* _DIRECTION_
From the entries below, copy every line that holds the word "color".

Records
━━━━━━━━━━━━━━━━━━━━━━━━━━━━━━
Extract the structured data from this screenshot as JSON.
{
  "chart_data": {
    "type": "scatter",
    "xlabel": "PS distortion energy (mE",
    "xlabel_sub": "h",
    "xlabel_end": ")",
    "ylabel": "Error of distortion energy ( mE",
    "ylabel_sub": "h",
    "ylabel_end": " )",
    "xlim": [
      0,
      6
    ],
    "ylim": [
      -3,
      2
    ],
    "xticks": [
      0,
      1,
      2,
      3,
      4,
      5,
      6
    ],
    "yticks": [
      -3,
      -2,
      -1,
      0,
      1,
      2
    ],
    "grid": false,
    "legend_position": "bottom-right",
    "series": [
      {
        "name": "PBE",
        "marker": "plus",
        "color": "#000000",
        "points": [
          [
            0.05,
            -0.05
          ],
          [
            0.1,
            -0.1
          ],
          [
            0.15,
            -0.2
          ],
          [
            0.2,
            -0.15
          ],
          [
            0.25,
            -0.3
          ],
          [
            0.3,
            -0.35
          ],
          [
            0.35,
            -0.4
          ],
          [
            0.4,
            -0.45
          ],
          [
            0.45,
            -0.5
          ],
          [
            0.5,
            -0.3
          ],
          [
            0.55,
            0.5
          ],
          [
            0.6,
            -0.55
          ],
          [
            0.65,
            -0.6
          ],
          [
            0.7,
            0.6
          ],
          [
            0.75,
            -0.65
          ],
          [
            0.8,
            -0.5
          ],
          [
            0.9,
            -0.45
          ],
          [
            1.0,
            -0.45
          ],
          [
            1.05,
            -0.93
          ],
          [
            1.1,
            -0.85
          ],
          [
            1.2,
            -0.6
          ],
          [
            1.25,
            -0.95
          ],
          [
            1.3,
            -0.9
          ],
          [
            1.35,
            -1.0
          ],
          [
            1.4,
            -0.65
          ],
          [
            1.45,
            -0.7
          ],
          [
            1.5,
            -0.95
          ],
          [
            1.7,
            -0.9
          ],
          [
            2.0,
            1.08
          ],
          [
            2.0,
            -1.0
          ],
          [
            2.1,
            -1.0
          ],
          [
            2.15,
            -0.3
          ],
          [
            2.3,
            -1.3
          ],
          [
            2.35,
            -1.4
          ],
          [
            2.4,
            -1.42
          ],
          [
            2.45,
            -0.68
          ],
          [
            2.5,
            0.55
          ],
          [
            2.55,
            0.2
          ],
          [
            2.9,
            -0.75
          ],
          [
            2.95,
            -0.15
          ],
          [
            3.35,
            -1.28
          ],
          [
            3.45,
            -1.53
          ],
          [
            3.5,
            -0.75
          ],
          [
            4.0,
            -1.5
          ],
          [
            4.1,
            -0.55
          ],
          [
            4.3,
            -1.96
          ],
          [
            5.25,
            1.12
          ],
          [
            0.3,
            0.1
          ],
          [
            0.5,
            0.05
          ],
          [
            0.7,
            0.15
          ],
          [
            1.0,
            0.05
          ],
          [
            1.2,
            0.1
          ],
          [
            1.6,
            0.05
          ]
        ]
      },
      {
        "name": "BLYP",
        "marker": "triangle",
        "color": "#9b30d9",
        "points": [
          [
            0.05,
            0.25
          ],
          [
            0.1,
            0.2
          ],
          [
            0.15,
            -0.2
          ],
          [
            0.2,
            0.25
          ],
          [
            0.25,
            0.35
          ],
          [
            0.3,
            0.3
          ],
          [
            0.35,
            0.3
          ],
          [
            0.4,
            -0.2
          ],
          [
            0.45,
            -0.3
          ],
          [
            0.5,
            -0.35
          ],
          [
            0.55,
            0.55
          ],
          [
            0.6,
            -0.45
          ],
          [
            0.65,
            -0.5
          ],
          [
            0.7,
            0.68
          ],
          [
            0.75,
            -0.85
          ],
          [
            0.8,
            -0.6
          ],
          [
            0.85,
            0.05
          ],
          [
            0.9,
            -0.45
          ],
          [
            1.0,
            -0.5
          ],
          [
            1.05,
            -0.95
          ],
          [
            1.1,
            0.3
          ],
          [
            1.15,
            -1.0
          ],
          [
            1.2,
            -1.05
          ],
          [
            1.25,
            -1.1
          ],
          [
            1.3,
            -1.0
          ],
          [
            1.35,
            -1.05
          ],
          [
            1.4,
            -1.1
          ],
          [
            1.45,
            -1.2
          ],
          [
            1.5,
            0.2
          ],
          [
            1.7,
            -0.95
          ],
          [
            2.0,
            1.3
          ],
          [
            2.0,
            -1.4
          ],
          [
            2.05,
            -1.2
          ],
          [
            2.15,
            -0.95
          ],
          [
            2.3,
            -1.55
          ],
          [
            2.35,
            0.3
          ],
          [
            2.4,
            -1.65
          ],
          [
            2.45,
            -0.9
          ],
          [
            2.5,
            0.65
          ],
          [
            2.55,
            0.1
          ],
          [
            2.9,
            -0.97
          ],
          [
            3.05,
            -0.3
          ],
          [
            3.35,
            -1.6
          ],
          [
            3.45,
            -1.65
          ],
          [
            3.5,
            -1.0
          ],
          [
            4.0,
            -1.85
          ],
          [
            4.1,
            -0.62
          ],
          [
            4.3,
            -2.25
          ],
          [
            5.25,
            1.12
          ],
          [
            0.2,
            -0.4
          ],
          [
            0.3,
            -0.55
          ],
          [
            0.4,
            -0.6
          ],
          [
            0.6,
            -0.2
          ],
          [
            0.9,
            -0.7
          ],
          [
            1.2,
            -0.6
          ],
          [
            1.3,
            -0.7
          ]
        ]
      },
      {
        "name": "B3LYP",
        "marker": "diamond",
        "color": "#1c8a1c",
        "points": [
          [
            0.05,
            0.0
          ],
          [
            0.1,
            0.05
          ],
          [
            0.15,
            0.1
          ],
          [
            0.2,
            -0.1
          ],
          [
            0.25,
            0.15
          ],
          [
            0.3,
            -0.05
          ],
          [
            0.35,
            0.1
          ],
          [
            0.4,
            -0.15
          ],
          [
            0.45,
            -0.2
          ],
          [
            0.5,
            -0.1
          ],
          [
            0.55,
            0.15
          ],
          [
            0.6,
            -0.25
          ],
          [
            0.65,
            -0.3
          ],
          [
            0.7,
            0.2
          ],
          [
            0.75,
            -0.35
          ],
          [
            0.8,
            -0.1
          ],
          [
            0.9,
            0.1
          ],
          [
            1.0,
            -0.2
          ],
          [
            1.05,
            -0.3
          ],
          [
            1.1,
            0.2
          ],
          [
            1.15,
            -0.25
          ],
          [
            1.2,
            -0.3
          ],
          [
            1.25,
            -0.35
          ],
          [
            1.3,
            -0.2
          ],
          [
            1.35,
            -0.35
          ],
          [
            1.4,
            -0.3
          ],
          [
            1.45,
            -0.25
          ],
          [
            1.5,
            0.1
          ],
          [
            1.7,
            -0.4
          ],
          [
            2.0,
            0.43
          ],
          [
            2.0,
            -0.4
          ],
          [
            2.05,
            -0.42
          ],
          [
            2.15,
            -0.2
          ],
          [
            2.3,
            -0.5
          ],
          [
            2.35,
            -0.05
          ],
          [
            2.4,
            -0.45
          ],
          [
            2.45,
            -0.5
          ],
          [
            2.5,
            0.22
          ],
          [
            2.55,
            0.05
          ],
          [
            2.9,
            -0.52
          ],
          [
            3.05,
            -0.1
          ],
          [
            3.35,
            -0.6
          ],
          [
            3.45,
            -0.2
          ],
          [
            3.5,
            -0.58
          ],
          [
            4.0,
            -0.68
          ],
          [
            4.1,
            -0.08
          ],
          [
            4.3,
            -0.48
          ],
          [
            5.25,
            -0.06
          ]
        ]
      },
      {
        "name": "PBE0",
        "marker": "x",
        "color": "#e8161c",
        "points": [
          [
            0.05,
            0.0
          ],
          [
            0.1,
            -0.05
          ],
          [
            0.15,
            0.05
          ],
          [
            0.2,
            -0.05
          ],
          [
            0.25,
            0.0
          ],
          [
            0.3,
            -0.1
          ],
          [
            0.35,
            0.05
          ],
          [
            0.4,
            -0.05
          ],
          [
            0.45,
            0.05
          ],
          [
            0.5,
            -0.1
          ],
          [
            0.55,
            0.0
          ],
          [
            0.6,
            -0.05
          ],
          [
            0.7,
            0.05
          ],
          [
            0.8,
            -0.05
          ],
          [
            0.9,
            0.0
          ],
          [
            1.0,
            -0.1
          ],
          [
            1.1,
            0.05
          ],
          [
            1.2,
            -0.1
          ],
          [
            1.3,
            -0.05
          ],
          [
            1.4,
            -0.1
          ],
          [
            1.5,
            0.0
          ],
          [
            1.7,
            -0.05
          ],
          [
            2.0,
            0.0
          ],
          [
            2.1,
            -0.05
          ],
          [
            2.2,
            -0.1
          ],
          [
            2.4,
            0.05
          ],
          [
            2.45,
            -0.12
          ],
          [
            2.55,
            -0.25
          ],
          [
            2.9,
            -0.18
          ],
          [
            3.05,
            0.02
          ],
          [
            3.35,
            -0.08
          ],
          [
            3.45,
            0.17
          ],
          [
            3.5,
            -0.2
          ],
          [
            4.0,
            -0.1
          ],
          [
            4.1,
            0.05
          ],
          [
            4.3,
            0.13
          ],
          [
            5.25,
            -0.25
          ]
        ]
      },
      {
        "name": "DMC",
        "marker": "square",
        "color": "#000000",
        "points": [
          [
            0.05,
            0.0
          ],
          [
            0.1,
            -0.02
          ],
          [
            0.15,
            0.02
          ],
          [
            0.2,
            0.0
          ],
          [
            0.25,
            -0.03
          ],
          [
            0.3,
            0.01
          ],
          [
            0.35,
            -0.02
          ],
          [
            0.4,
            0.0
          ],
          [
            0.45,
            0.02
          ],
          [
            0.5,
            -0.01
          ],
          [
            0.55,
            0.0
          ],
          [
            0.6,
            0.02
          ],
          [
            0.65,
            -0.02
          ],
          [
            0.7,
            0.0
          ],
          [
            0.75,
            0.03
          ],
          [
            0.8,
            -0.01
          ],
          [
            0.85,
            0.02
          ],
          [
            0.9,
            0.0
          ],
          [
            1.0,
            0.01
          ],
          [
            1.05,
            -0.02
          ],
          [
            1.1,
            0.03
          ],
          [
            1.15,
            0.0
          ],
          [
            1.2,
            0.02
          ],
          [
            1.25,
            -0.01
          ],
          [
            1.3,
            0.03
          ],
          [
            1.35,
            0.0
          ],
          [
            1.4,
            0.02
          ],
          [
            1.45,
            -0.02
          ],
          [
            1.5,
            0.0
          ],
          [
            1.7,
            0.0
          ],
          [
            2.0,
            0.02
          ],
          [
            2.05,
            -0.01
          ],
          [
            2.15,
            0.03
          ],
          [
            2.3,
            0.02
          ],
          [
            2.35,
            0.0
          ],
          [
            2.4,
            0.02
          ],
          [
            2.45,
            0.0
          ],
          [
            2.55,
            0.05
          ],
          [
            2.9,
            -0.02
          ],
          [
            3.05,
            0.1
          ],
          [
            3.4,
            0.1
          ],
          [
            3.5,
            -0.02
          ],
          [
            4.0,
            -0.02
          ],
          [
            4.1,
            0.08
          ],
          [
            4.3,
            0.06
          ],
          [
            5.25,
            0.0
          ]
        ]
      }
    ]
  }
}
━━━━━━━━━━━━━━━━━━━━━━━━━━━━━━
* _CORRECT RESPONSE_
        "color": "#000000",
        "color": "#9b30d9",
        "color": "#1c8a1c",
        "color": "#e8161c",
        "color": "#000000",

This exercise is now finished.